Your task —
Here are some records; quote them exactly, leaving out the pictures.

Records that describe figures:
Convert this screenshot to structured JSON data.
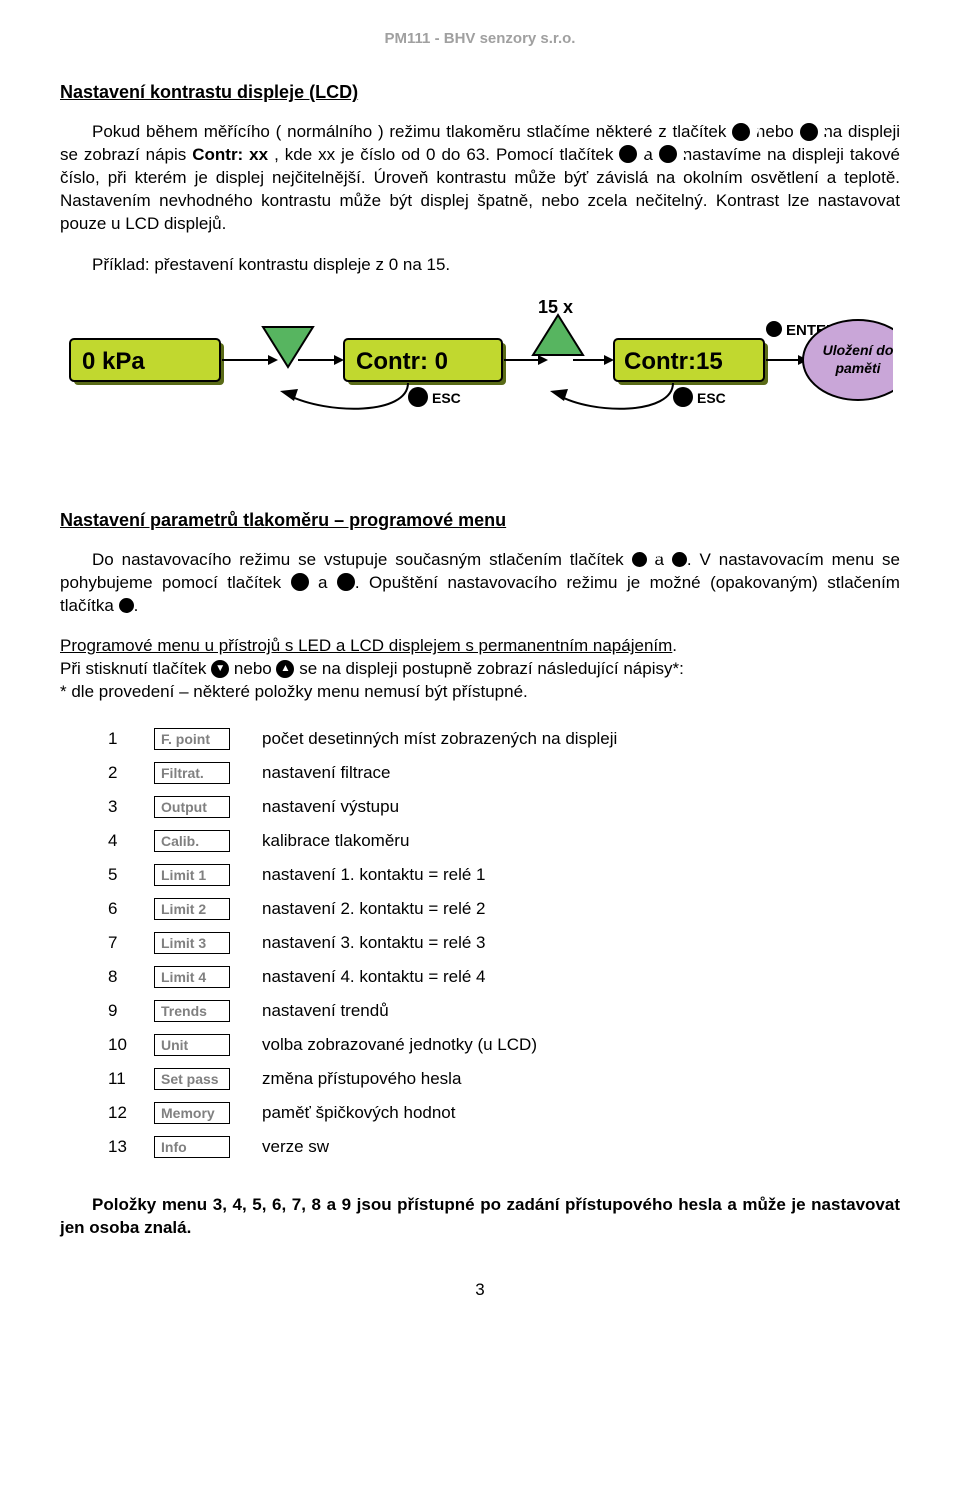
{
  "header": "PM111 - BHV senzory s.r.o.",
  "section1": {
    "title": "Nastavení kontrastu displeje (LCD)",
    "p1_a": "Pokud během měřícího ( normálního ) režimu tlakoměru stlačíme některé z tlačítek ",
    "p1_b": " nebo ",
    "p1_c": " na displeji se zobrazí nápis ",
    "p1_bold": "Contr: xx ",
    "p1_d": ", kde xx je číslo od 0 do 63. Pomocí tlačítek ",
    "p1_e": " a ",
    "p1_f": " nastavíme na displeji takové číslo, při kterém je displej nejčitelnější. Úroveň kontrastu může býť závislá na okolním osvětlení a teplotě. Nastavením nevhodného kontrastu může být displej špatně, nebo zcela nečitelný. Kontrast lze nastavovat pouze u LCD displejů.",
    "p2": "Příklad: přestavení kontrastu displeje z 0 na 15."
  },
  "diagram": {
    "lcd1": "0    kPa",
    "lcd2": "Contr:  0",
    "lcd3": "Contr:15",
    "fifteen": "15 x",
    "enter": "ENTER",
    "esc": "ESC",
    "save1": "Uložení do",
    "save2": "paměti",
    "colors": {
      "lcd_fill": "#c1d82f",
      "lcd_shadow": "#5a6b17",
      "triangle": "#57b560",
      "ellipse": "#c9a6d8"
    }
  },
  "section2": {
    "title": "Nastavení parametrů tlakoměru – programové menu",
    "p1_a": "Do nastavovacího režimu se vstupuje současným stlačením tlačítek ",
    "p1_b": " a ",
    "p1_c": ". V nastavovacím menu se pohybujeme pomocí tlačítek ",
    "p1_d": " a ",
    "p1_e": ". Opuštění nastavovacího režimu je možné (opakovaným) stlačením tlačítka ",
    "p1_f": ".",
    "p2u": "Programové menu u přístrojů s LED a LCD displejem s permanentním napájením",
    "p2_a": "Při stisknutí tlačítek ",
    "p2_b": " nebo ",
    "p2_c": " se na displeji postupně zobrazí následující nápisy*:",
    "p2_d": "* dle provedení – některé položky menu nemusí být přístupné."
  },
  "menu": [
    {
      "n": "1",
      "box": "F. point",
      "desc": "počet desetinných míst zobrazených na displeji"
    },
    {
      "n": "2",
      "box": "Filtrat.",
      "desc": "nastavení filtrace"
    },
    {
      "n": "3",
      "box": "Output",
      "desc": "nastavení výstupu"
    },
    {
      "n": "4",
      "box": "Calib.",
      "desc": "kalibrace tlakoměru"
    },
    {
      "n": "5",
      "box": "Limit 1",
      "desc": "nastavení 1. kontaktu  = relé 1"
    },
    {
      "n": "6",
      "box": "Limit 2",
      "desc": "nastavení 2. kontaktu  = relé 2"
    },
    {
      "n": "7",
      "box": "Limit 3",
      "desc": "nastavení 3. kontaktu  = relé 3"
    },
    {
      "n": "8",
      "box": "Limit 4",
      "desc": "nastavení 4. kontaktu  = relé 4"
    },
    {
      "n": "9",
      "box": "Trends",
      "desc": "nastavení trendů"
    },
    {
      "n": "10",
      "box": "Unit",
      "desc": "volba zobrazované jednotky (u LCD)"
    },
    {
      "n": "11",
      "box": "Set pass",
      "desc": "změna přístupového hesla"
    },
    {
      "n": "12",
      "box": "Memory",
      "desc": "paměť špičkových hodnot"
    },
    {
      "n": "13",
      "box": "Info",
      "desc": "verze sw"
    }
  ],
  "footer_p": "Položky menu 3, 4, 5, 6, 7, 8 a 9 jsou přístupné po zadání přístupového hesla a může je nastavovat jen osoba znalá.",
  "page_number": "3",
  "icons": {
    "down": "▼",
    "up": "▲",
    "esc": "ESC",
    "enter": "↵"
  }
}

Finished exercise —
Convert this screenshot to structured JSON data.
{
  "header": "PM111 - BHV senzory s.r.o.",
  "section1": {
    "title": "Nastavení kontrastu displeje (LCD)",
    "p1_a": "Pokud během měřícího ( normálního ) režimu tlakoměru stlačíme některé z tlačítek ",
    "p1_b": " nebo ",
    "p1_c": " na displeji se zobrazí nápis ",
    "p1_bold": "Contr: xx ",
    "p1_d": ", kde xx je číslo od 0 do 63. Pomocí tlačítek ",
    "p1_e": " a ",
    "p1_f": " nastavíme na displeji takové číslo, při kterém je displej nejčitelnější. Úroveň kontrastu může býť závislá na okolním osvětlení a teplotě. Nastavením nevhodného kontrastu může být displej špatně, nebo zcela nečitelný. Kontrast lze nastavovat pouze u LCD displejů.",
    "p2": "Příklad: přestavení kontrastu displeje z 0 na 15."
  },
  "diagram": {
    "lcd1": "0    kPa",
    "lcd2": "Contr:  0",
    "lcd3": "Contr:15",
    "fifteen": "15 x",
    "enter": "ENTER",
    "esc": "ESC",
    "save1": "Uložení do",
    "save2": "paměti",
    "colors": {
      "lcd_fill": "#c1d82f",
      "lcd_shadow": "#5a6b17",
      "triangle": "#57b560",
      "ellipse": "#c9a6d8"
    }
  },
  "section2": {
    "title": "Nastavení parametrů tlakoměru – programové menu",
    "p1_a": "Do nastavovacího režimu se vstupuje současným stlačením tlačítek ",
    "p1_b": " a ",
    "p1_c": ". V nastavovacím menu se pohybujeme pomocí tlačítek ",
    "p1_d": " a ",
    "p1_e": ". Opuštění nastavovacího režimu je možné (opakovaným) stlačením tlačítka ",
    "p1_f": ".",
    "p2u": "Programové menu u přístrojů s LED a LCD displejem s permanentním napájením",
    "p2_a": "Při stisknutí tlačítek ",
    "p2_b": " nebo ",
    "p2_c": " se na displeji postupně zobrazí následující nápisy*:",
    "p2_d": "* dle provedení – některé položky menu nemusí být přístupné."
  },
  "menu": [
    {
      "n": "1",
      "box": "F. point",
      "desc": "počet desetinných míst zobrazených na displeji"
    },
    {
      "n": "2",
      "box": "Filtrat.",
      "desc": "nastavení filtrace"
    },
    {
      "n": "3",
      "box": "Output",
      "desc": "nastavení výstupu"
    },
    {
      "n": "4",
      "box": "Calib.",
      "desc": "kalibrace tlakoměru"
    },
    {
      "n": "5",
      "box": "Limit 1",
      "desc": "nastavení 1. kontaktu  = relé 1"
    },
    {
      "n": "6",
      "box": "Limit 2",
      "desc": "nastavení 2. kontaktu  = relé 2"
    },
    {
      "n": "7",
      "box": "Limit 3",
      "desc": "nastavení 3. kontaktu  = relé 3"
    },
    {
      "n": "8",
      "box": "Limit 4",
      "desc": "nastavení 4. kontaktu  = relé 4"
    },
    {
      "n": "9",
      "box": "Trends",
      "desc": "nastavení trendů"
    },
    {
      "n": "10",
      "box": "Unit",
      "desc": "volba zobrazované jednotky (u LCD)"
    },
    {
      "n": "11",
      "box": "Set pass",
      "desc": "změna přístupového hesla"
    },
    {
      "n": "12",
      "box": "Memory",
      "desc": "paměť špičkových hodnot"
    },
    {
      "n": "13",
      "box": "Info",
      "desc": "verze sw"
    }
  ],
  "footer_p": "Položky menu 3, 4, 5, 6, 7, 8 a 9 jsou přístupné po zadání přístupového hesla a může je nastavovat jen osoba znalá.",
  "page_number": "3",
  "icons": {
    "down": "▼",
    "up": "▲",
    "esc": "ESC",
    "enter": "↵"
  }
}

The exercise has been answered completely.